Vuelve a escribir el fragmento sobre la IA y el conocimiento, empezando por "Todo esto no" y siguiendo hasta "una conversación privada.". Cambia "electroencefalogramas" por "resonancias magnéticas".

> _Fragmento del documento_:
*-*-*

La trampa perfecta: cada uno gana y todos perdemos

Lo más controvertido del estudio no es la catástrofe final, sino el camino hacia ella. Nadie hace nada mal, no hay algoritmo malvado, ni decisión equivocada, al contrario, cada persona mejora sus resultados inmediatos usando la IA. La calidad de las decisiones de hoy sube mientras la capacidad de aprender de mañana baja. Podríamos decir que estamos acercándonos a una trampa sin culpables, siendo a priori difícil de ver.

Todo esto no es solo teoría, las señales derivadas de experimentos ya están aquí, en concreto uno realizado por el MIT Media Lab (el conocido «Your Brain on ChatGPT») midió con electroencefalogramas cómo escribir con ChatGPT reduce la conectividad neuronal, la memoria de lo escrito y la sensación de autoría, además de hacer los textos más parecidos entre sí. En paralelo, la investigación publicada en PNAS Nexus documenta cómo la actividad en Stack Overflow (el gran foro mundial donde los programadores aprendían unos de otros) se ha desplomado desde la llegada de los asistentes de IA, las dudas ya no se comparten, se le preguntan en privado a la máquina. El saber que antes quedaba bien por ser compartido o debatido, ahora se evapora en una conversación privada.

El verdadero riesgo no es la extinción

Estos días circulan titulares que se preguntan si la IA acabará con la humanidad. Es un debate legítimo, pero fijémonos en lo que exige ese escenario, superinteligencia, acceso a recursos físicos, objetivos hostiles, capacidad de resistirse al apagado. Una escalera con muchos peldaños, todos por demostrar.

El colapso del conocimiento no exige ninguno, solo necesita nuestra comodidad.

No requiere una IA malvada, sino una IA excelente y personas razonables usándola con sensatez. Por eso creo, que el problema de fondo de esta tecnología no es que quiera destruirnos, sino que nos invite amablemente a dejar de pensar, en algunos casos menos de lo que ya muchos hacen. Por tanto mi pensamiento es que la IA no viene a exterminarnos, viene a desmotivarnos. Y contra eso no valen búnkeres ni botones rojos, vale una decisión personal y colectiva sobre qué seguimos queriendo aprender.

*-*-*

> _Datos sin procesar_:

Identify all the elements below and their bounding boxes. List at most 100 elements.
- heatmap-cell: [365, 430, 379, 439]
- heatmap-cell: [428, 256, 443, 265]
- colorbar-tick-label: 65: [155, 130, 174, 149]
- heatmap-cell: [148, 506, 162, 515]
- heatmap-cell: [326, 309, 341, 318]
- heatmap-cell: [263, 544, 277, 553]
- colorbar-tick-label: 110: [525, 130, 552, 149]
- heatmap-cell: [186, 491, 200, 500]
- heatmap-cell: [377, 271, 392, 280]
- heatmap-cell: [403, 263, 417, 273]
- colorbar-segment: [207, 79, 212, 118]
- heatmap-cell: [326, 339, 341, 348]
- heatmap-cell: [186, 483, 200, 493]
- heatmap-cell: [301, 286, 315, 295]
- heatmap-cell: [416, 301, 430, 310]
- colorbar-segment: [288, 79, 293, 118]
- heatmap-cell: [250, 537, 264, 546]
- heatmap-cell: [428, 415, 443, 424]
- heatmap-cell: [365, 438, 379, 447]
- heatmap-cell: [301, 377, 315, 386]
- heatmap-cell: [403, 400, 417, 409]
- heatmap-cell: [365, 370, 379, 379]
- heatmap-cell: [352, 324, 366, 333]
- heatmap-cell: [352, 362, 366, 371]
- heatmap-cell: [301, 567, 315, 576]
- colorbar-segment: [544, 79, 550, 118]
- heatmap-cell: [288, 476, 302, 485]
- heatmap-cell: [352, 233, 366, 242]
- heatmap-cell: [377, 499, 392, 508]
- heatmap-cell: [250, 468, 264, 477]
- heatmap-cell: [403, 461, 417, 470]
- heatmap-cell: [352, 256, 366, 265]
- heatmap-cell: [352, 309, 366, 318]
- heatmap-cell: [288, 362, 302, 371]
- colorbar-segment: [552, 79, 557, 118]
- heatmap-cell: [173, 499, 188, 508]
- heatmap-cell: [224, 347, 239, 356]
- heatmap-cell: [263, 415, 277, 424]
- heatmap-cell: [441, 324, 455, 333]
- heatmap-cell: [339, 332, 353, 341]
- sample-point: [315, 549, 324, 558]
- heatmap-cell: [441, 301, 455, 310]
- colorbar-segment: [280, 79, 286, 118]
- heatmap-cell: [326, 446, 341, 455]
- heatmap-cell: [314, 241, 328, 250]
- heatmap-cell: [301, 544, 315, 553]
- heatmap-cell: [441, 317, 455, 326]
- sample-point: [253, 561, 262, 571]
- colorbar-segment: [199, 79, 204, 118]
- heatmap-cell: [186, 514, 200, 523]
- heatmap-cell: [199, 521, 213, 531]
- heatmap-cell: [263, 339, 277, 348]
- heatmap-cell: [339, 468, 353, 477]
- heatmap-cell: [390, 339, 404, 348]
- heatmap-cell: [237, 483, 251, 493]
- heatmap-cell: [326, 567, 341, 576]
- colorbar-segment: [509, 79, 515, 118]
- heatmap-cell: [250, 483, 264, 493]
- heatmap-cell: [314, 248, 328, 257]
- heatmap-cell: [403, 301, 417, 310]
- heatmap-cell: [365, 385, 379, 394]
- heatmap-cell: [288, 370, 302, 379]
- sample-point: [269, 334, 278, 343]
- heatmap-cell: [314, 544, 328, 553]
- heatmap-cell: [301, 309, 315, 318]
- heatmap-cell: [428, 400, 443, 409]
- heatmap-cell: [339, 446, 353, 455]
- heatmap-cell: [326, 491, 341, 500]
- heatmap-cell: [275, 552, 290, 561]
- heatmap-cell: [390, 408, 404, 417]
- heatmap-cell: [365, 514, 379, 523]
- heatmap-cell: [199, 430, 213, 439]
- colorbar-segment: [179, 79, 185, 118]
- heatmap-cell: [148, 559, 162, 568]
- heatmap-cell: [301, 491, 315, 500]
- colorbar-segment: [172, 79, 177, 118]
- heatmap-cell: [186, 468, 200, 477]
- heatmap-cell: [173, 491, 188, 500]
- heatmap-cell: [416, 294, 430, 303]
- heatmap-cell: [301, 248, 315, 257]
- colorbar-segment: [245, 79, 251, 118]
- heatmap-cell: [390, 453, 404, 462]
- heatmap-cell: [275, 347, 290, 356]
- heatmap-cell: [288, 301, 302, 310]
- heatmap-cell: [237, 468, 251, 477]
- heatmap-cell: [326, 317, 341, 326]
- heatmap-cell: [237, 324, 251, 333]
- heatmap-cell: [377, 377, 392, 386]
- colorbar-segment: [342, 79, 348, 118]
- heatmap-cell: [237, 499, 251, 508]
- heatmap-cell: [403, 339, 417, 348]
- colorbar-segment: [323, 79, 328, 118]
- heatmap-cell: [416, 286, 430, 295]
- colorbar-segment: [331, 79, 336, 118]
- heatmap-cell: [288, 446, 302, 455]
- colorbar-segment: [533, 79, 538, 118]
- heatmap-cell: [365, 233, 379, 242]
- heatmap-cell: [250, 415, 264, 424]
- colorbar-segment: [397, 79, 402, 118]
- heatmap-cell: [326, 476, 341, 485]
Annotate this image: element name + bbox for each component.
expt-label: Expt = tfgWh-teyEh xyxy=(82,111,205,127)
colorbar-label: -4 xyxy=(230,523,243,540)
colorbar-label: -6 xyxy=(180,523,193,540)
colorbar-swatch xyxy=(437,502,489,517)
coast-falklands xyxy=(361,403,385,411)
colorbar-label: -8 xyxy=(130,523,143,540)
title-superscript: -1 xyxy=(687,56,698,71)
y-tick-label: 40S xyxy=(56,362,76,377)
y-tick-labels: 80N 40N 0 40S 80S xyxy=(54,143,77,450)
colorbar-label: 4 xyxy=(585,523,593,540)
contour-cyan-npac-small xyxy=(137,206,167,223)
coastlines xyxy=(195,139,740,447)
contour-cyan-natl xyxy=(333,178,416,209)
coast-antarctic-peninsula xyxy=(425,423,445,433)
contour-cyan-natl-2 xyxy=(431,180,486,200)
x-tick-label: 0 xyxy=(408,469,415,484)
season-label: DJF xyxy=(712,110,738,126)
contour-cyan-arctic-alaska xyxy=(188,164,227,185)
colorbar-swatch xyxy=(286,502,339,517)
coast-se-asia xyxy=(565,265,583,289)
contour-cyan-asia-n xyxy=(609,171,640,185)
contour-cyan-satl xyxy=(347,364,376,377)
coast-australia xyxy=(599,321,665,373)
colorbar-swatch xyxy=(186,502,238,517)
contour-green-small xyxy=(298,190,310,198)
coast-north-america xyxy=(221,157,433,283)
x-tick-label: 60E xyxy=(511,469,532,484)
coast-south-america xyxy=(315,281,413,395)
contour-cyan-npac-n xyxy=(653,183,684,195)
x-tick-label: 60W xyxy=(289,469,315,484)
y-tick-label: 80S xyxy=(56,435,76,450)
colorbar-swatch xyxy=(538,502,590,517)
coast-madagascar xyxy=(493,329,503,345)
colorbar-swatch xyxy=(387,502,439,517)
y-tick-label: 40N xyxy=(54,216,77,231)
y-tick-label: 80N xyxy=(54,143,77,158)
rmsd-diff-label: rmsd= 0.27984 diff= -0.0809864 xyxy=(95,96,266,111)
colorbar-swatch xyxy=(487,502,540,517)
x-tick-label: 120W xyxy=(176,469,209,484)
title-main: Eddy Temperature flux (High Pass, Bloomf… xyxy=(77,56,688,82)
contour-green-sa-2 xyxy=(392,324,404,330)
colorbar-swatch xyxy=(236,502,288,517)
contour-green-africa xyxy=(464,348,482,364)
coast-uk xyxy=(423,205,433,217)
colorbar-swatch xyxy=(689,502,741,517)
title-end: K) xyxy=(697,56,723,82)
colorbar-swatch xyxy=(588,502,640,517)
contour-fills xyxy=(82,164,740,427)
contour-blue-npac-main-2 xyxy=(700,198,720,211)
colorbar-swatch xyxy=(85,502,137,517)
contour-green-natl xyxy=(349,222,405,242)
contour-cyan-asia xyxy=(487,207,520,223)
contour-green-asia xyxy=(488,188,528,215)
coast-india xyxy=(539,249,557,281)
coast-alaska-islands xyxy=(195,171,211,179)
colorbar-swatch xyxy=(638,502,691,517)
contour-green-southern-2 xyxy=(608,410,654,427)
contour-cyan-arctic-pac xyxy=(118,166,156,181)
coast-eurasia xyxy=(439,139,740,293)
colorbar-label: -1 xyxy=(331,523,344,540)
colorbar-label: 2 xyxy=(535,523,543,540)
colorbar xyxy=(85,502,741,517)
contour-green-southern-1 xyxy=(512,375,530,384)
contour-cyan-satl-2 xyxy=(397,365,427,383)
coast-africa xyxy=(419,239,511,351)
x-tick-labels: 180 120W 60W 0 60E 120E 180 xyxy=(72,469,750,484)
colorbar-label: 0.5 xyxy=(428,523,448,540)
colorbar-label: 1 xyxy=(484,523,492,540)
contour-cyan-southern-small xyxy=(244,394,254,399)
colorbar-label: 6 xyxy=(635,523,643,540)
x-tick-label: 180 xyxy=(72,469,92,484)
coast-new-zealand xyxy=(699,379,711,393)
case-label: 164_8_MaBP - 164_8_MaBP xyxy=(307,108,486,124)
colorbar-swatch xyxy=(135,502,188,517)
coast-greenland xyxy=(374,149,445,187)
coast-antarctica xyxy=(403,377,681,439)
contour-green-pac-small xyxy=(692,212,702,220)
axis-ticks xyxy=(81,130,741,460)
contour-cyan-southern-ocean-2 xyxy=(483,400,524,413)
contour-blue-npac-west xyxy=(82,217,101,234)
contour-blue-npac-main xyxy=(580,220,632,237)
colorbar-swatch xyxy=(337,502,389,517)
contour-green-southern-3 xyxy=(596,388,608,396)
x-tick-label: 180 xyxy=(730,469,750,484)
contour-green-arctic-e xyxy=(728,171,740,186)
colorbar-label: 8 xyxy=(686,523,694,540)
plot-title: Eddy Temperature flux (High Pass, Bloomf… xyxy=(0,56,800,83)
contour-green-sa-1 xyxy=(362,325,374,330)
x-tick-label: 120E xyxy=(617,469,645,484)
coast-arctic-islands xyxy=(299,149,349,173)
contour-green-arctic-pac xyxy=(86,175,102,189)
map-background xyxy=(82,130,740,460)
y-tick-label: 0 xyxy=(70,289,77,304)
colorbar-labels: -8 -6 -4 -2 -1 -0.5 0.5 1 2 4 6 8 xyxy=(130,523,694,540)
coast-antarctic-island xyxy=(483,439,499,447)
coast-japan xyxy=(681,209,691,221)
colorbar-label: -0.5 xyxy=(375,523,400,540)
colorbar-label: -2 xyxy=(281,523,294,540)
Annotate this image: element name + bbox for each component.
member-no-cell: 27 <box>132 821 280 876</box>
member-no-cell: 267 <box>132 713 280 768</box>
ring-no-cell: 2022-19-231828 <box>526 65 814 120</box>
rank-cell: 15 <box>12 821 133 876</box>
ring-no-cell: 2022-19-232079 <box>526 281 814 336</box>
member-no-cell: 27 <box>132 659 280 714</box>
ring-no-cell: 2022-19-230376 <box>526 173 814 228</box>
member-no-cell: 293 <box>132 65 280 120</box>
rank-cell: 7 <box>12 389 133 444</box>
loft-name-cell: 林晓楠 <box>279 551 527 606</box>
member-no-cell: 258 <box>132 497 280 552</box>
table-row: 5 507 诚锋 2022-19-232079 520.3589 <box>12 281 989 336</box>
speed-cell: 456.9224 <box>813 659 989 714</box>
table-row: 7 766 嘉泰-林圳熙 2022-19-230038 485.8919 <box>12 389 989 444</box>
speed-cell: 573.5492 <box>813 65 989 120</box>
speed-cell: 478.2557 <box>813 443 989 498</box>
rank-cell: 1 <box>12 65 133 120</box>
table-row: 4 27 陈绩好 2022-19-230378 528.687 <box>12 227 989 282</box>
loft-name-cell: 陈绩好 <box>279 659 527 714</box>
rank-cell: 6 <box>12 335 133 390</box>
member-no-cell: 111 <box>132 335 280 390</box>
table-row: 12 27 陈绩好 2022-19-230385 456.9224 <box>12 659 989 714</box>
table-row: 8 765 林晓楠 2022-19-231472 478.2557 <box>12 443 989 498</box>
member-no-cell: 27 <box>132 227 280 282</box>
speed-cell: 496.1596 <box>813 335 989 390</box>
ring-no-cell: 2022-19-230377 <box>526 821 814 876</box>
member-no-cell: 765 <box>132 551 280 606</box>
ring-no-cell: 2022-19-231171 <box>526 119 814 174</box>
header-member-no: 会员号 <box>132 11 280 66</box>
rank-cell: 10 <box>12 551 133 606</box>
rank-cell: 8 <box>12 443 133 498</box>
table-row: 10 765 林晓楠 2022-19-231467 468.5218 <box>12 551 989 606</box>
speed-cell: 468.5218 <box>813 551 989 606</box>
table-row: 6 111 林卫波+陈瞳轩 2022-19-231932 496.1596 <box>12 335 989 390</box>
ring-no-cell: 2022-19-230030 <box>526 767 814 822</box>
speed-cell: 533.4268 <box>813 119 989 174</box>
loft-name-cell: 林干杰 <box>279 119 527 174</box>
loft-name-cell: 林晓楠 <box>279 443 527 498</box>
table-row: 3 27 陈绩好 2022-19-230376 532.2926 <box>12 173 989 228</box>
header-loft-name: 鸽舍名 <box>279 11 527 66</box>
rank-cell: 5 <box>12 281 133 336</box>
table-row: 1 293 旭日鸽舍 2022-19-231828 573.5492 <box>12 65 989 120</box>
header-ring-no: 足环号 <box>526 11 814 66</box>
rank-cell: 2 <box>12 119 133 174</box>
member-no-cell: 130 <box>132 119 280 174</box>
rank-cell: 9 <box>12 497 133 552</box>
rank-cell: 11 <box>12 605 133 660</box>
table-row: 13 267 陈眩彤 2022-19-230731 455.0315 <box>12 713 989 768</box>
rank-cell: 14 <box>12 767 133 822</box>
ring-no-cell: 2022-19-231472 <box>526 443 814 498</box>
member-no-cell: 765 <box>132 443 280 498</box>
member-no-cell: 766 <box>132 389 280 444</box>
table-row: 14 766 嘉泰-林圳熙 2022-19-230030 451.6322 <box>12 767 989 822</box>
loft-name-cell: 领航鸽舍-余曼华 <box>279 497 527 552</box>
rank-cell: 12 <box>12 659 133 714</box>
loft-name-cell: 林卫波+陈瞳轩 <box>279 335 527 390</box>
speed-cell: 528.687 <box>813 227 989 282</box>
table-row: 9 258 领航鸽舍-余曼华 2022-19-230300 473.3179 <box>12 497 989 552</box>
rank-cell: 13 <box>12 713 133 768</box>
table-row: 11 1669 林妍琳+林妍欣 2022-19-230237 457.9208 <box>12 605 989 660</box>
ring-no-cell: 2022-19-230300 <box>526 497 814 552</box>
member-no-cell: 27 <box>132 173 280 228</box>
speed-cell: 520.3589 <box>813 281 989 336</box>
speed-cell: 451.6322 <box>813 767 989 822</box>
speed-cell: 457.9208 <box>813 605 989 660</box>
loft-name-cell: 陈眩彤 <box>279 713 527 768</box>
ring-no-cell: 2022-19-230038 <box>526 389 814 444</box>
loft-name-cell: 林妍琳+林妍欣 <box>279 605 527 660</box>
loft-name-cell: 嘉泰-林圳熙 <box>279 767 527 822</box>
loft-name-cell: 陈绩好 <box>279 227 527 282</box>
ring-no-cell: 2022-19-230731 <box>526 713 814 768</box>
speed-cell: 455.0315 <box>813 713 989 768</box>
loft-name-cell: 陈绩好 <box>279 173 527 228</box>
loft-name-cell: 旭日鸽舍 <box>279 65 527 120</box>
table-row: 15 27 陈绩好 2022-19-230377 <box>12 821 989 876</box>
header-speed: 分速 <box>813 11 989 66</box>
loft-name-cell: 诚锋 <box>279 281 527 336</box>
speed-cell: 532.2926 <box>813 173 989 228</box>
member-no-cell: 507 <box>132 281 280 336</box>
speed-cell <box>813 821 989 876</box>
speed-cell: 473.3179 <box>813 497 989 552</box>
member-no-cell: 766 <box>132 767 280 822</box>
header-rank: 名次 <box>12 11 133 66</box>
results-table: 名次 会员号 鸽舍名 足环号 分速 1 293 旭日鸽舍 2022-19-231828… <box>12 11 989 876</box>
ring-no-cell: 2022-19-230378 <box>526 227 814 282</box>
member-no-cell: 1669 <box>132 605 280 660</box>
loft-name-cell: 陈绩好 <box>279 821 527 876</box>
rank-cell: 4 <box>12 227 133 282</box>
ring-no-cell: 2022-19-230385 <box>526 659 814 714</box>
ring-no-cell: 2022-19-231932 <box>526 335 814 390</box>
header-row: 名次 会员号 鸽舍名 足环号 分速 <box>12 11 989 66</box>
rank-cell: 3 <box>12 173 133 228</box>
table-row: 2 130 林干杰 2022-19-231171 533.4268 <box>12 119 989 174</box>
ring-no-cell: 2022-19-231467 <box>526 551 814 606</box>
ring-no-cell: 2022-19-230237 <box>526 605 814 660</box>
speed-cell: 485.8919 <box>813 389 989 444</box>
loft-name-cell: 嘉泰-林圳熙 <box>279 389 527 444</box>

*-*-*

> _Solución_:
Todo esto no es solo teoría, las señales derivadas de experimentos ya están aquí, en concreto uno realizado por el MIT Media Lab (el conocido «Your Brain on ChatGPT») midió con resonancias magnéticas cómo escribir con ChatGPT reduce la conectividad neuronal, la memoria de lo escrito y la sensación de autoría, además de hacer los textos más parecidos entre sí. En paralelo, la investigación publicada en PNAS Nexus documenta cómo la actividad en Stack Overflow (el gran foro mundial donde los programadores aprendían unos de otros) se ha desplomado desde la llegada de los asistentes de IA, las dudas ya no se comparten, se le preguntan en privado a la máquina. El saber que antes quedaba bien por ser compartido o debatido, ahora se evapora en una conversación privada.